> [Short task]
Pull each line holding the word "Business" from the data.

> [Provided material]
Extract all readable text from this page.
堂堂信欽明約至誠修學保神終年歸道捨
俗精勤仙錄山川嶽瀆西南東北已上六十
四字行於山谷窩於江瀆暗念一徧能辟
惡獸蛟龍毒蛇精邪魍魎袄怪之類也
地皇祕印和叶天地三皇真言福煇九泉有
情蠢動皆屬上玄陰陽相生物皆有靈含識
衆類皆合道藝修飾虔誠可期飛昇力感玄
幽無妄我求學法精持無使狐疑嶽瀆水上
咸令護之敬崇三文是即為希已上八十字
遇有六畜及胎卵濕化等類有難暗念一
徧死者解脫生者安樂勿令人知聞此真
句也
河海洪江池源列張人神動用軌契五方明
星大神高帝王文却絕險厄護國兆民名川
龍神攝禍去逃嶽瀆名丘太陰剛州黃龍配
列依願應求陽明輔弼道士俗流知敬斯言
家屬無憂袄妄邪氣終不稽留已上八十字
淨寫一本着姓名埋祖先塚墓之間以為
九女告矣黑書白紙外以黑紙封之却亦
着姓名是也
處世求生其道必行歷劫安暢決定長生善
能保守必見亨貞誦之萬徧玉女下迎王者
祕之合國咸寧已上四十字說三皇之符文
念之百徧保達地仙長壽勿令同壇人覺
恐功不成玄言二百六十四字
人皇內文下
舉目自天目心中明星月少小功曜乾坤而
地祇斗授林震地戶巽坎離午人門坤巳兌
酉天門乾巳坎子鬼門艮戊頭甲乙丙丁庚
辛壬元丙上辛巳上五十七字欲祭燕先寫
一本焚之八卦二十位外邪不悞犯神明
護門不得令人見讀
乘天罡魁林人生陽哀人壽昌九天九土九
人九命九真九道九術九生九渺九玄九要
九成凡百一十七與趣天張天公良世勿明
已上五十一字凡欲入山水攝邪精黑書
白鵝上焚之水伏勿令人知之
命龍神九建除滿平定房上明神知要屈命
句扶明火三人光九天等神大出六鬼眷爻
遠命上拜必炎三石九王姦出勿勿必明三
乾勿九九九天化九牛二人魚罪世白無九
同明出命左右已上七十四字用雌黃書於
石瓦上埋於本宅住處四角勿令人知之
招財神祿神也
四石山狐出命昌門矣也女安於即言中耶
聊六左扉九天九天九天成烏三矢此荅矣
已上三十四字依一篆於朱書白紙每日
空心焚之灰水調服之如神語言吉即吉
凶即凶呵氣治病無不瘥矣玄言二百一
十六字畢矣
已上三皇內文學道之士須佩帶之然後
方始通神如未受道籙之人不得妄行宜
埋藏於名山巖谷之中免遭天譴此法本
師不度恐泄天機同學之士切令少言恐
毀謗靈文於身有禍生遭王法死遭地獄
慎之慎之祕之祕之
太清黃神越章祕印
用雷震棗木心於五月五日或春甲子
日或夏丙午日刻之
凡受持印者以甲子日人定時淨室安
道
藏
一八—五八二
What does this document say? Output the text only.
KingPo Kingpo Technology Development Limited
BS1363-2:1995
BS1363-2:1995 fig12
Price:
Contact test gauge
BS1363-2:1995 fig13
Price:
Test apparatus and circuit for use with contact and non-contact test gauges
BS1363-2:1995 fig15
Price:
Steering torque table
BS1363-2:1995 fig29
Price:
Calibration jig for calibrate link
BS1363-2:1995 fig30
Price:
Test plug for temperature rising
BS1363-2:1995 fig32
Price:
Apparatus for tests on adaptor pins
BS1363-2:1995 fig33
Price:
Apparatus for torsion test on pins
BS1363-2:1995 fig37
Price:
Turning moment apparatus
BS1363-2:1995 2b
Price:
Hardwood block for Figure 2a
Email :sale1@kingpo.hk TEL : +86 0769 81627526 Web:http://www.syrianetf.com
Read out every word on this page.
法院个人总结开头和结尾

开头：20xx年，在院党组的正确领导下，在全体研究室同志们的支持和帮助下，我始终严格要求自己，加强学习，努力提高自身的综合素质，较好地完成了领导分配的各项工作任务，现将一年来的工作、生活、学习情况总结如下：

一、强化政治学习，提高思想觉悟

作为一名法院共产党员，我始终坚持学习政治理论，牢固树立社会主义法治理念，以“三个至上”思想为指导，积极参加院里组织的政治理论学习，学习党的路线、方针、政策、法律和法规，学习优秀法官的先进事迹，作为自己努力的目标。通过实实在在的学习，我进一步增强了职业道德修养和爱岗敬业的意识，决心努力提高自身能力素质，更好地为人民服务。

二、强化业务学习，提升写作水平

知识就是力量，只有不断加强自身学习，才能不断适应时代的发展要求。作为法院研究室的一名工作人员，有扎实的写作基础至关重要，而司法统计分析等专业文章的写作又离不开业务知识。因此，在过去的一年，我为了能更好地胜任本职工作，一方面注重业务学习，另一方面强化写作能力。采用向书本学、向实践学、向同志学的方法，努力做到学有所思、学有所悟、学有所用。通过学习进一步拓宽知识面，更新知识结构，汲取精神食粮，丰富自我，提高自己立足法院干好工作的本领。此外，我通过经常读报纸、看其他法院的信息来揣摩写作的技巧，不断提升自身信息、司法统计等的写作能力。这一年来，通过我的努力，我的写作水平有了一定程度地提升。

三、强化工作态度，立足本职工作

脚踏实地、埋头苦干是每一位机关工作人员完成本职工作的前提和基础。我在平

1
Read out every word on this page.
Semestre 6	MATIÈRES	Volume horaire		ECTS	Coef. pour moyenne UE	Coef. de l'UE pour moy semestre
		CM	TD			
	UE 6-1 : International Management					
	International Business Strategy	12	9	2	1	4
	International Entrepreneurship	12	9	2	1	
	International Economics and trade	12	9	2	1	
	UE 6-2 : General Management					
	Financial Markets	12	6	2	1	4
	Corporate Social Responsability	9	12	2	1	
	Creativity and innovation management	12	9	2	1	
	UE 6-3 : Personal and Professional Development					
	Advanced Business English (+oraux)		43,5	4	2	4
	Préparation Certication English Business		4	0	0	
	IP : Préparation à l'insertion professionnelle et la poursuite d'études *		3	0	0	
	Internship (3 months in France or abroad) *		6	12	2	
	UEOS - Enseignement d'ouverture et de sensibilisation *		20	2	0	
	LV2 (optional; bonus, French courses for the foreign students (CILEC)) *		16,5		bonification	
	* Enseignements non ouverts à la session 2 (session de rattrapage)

> [Answer to this task]
	International Business Strategy	12	9	2	1	4
	Advanced Business English (+oraux)		43,5	4	2	4
	Préparation Certication English Business		4	0	0	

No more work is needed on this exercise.